Data records
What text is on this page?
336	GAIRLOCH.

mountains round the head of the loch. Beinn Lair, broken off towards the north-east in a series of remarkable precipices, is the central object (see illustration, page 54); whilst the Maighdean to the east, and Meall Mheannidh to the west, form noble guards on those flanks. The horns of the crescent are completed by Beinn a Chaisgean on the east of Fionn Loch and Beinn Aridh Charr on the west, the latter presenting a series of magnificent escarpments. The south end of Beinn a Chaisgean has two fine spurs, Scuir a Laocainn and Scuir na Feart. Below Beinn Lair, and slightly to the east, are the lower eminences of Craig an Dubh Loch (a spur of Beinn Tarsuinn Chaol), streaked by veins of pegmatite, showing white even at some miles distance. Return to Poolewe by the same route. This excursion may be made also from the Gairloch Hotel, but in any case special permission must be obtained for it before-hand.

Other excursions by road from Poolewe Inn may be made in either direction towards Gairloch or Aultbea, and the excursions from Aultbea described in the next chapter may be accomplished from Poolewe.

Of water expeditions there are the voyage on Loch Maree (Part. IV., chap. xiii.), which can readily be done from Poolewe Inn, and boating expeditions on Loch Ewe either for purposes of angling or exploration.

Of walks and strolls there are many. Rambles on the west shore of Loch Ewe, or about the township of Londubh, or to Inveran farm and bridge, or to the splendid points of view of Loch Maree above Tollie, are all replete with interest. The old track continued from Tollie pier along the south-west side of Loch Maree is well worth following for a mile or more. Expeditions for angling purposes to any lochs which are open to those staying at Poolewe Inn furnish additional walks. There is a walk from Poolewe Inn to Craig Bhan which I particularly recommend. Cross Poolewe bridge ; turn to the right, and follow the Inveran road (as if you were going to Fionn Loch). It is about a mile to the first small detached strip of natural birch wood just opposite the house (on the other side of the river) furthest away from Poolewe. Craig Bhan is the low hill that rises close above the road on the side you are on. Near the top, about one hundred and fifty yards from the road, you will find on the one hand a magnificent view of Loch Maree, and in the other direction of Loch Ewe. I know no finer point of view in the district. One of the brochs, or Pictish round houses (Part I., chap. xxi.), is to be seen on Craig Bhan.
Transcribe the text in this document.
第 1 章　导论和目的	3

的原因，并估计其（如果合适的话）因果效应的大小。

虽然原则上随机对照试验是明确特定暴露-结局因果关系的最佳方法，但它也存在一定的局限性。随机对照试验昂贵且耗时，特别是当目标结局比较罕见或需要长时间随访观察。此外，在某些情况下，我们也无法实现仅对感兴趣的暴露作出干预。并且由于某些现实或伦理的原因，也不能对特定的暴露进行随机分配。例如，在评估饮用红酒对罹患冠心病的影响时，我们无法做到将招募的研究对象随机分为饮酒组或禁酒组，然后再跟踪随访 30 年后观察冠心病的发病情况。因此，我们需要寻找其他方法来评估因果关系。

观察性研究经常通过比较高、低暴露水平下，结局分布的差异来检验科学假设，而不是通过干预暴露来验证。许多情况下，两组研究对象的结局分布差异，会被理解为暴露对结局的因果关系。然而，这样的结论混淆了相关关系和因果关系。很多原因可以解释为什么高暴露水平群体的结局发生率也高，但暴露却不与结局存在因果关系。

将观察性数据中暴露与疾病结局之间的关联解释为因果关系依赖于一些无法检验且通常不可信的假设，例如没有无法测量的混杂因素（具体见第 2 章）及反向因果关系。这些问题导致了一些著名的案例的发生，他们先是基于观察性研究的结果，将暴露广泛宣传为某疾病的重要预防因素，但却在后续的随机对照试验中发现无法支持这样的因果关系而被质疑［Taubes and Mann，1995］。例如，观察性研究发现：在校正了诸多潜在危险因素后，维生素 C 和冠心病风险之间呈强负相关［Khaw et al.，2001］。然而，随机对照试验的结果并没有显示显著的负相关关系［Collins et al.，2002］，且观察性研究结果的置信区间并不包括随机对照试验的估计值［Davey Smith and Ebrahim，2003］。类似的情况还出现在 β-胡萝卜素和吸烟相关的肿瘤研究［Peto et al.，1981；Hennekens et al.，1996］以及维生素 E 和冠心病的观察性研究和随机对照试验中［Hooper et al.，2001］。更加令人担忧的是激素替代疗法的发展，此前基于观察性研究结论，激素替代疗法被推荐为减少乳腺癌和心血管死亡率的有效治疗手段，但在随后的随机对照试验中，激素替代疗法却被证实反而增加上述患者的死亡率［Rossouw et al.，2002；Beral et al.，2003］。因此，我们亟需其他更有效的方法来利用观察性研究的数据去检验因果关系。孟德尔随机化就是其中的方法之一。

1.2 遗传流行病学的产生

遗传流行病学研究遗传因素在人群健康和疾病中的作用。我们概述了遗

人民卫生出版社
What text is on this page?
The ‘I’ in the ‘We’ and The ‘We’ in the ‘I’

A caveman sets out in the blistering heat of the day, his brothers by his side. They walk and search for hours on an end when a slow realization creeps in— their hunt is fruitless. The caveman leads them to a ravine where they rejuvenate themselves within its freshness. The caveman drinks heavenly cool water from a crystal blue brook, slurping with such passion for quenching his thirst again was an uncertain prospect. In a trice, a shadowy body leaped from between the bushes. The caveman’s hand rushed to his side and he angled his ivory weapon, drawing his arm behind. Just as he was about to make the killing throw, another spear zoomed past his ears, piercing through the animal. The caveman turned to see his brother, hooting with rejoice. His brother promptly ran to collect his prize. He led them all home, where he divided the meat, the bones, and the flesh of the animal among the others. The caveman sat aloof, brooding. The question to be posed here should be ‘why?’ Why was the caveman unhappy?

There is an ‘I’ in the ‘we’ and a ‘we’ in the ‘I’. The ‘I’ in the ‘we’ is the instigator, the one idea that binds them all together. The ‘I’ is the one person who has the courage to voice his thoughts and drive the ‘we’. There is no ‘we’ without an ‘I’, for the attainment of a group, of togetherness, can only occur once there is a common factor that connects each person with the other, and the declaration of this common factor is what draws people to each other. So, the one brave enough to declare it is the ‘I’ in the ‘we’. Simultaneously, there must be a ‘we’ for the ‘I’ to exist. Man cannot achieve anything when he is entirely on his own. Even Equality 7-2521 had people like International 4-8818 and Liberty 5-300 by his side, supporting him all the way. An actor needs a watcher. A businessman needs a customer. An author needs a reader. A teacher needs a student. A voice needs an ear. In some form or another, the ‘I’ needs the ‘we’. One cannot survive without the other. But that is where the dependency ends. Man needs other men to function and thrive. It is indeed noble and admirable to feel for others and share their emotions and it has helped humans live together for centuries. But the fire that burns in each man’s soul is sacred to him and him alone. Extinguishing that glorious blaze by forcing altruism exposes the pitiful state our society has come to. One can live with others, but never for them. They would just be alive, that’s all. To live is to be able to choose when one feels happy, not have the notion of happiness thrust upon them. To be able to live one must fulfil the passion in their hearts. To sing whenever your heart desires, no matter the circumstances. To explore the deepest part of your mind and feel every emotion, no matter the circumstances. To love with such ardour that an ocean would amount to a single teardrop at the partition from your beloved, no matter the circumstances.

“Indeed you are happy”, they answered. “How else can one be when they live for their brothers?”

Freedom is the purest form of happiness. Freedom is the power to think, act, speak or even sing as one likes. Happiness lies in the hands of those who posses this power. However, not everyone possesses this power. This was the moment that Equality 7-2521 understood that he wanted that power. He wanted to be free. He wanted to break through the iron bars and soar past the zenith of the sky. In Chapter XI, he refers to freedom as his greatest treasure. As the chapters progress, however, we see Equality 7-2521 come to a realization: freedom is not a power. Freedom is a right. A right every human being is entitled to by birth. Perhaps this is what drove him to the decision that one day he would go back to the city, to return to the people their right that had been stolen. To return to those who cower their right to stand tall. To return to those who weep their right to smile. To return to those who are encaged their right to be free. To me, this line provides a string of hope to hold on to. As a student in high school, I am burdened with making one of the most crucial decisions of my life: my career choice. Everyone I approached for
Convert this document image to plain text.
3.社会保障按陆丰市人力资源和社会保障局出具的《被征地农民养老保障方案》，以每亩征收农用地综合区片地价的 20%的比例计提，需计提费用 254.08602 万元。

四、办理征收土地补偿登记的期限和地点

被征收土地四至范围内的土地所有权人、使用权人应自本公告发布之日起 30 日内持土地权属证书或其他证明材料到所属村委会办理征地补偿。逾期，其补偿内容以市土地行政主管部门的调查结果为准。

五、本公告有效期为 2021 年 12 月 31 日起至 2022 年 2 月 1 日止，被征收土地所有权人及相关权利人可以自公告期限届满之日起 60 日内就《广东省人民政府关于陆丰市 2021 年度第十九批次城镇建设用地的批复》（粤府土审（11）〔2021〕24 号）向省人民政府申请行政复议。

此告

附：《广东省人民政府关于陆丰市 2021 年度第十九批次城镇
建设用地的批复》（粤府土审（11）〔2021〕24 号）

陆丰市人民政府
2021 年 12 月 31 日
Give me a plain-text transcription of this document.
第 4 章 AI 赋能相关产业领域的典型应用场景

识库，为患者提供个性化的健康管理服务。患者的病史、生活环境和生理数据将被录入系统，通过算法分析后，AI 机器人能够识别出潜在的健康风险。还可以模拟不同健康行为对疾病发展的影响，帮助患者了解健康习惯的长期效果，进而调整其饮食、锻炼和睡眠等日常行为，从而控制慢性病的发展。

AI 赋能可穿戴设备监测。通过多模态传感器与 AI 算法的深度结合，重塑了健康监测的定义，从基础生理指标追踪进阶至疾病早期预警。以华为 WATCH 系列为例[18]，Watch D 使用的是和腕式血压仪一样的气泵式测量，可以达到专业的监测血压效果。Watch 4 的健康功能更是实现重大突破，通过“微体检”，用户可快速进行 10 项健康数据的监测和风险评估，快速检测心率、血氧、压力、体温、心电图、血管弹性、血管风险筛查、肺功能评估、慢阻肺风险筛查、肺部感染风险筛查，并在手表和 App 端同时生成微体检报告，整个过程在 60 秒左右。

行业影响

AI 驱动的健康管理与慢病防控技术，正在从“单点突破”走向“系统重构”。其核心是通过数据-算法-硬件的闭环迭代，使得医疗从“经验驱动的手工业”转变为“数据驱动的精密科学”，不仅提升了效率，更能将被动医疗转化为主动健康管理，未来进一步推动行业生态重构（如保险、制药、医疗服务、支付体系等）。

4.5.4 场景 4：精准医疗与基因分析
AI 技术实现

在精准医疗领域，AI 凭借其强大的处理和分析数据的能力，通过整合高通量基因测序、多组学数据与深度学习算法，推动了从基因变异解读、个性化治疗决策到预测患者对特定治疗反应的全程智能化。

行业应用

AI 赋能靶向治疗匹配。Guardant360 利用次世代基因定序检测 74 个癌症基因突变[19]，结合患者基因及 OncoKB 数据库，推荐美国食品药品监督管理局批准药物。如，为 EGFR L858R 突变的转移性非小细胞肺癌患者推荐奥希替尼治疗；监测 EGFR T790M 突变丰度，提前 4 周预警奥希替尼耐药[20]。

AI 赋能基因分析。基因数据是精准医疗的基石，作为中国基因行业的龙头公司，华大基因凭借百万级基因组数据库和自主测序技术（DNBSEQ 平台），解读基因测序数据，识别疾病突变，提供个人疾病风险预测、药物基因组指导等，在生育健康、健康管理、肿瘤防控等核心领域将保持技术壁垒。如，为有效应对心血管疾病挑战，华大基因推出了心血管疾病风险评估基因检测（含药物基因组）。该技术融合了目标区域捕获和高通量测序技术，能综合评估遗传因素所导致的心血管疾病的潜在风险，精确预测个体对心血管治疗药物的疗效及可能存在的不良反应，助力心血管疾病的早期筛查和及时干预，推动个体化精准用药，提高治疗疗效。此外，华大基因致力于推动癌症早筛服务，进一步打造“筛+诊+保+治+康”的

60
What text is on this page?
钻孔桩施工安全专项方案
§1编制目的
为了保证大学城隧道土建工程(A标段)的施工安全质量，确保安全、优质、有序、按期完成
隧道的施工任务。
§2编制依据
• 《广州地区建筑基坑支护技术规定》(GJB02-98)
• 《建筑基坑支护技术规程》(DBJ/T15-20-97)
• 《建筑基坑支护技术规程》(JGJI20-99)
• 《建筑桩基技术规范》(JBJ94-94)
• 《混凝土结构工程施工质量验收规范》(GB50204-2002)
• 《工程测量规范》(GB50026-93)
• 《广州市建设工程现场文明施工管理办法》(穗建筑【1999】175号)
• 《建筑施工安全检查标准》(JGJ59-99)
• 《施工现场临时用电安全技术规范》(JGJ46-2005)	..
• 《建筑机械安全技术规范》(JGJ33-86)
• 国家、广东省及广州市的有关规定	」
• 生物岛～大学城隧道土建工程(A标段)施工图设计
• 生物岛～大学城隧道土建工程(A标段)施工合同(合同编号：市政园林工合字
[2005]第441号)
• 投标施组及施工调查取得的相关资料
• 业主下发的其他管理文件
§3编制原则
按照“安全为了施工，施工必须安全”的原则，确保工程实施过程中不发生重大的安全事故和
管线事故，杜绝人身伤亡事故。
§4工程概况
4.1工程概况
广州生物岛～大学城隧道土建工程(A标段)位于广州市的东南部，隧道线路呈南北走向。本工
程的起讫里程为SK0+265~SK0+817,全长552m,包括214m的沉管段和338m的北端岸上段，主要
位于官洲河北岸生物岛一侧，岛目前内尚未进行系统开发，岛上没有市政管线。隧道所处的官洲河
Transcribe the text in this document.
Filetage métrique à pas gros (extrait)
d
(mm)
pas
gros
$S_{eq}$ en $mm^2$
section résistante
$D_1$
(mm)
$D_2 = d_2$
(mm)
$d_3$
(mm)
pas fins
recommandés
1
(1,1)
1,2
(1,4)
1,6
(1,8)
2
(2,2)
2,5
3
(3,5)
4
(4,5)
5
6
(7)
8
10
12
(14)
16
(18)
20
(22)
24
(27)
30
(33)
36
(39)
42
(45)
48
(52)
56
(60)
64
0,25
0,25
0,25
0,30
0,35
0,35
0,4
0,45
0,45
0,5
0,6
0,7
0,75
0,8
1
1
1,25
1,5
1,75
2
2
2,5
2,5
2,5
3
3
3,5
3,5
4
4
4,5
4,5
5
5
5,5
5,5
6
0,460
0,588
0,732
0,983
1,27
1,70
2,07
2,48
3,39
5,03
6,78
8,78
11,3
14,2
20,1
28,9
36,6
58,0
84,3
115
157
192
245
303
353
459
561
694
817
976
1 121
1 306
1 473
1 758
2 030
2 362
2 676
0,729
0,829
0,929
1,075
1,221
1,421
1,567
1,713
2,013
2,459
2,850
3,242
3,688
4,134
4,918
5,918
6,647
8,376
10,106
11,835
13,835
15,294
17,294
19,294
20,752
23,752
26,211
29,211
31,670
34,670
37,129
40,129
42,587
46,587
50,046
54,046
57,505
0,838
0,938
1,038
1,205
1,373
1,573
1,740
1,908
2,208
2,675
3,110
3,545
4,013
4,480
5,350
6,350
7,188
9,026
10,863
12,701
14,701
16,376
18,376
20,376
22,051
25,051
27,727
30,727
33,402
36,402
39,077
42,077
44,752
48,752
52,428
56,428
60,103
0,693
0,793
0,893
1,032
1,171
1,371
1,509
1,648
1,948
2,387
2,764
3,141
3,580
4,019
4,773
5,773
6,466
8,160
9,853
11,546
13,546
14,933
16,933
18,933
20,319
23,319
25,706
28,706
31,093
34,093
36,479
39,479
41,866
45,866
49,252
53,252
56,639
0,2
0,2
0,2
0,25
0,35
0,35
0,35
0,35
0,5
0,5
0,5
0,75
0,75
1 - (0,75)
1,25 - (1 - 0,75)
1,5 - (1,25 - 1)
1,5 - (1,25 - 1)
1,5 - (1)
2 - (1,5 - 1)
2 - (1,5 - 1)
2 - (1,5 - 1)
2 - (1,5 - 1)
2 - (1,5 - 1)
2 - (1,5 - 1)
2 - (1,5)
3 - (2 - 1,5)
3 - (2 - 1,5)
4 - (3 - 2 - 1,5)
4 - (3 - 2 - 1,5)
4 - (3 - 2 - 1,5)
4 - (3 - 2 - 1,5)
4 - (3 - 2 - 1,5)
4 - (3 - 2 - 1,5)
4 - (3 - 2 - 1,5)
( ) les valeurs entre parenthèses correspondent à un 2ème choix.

▶ _Required task_
Read the lines above. Gather those in which the string "brothers" is found.

▶ _Response to the exercise_
A caveman sets out in the blistering heat of the day, his brothers by his side. They walk and search for hours on an end when a slow realization creeps in— their hunt is fruitless. The caveman leads them to a ravine where they rejuvenate themselves within its freshness. The caveman drinks heavenly cool water from a crystal blue brook, slurping with such passion for quenching his thirst again was an uncertain prospect. In a trice, a shadowy body leaped from between the bushes. The caveman’s hand rushed to his side and he angled his ivory weapon, drawing his arm behind. Just as he was about to make the killing throw, another spear zoomed past his ears, piercing through the animal. The caveman turned to see his brother, hooting with rejoice. His brother promptly ran to collect his prize. He led them all home, where he divided the meat, the bones, and the flesh of the animal among the others. The caveman sat aloof, brooding. The question to be posed here should be ‘why?’ Why was the caveman unhappy?
“Indeed you are happy”, they answered. “How else can one be when they live for their brothers?”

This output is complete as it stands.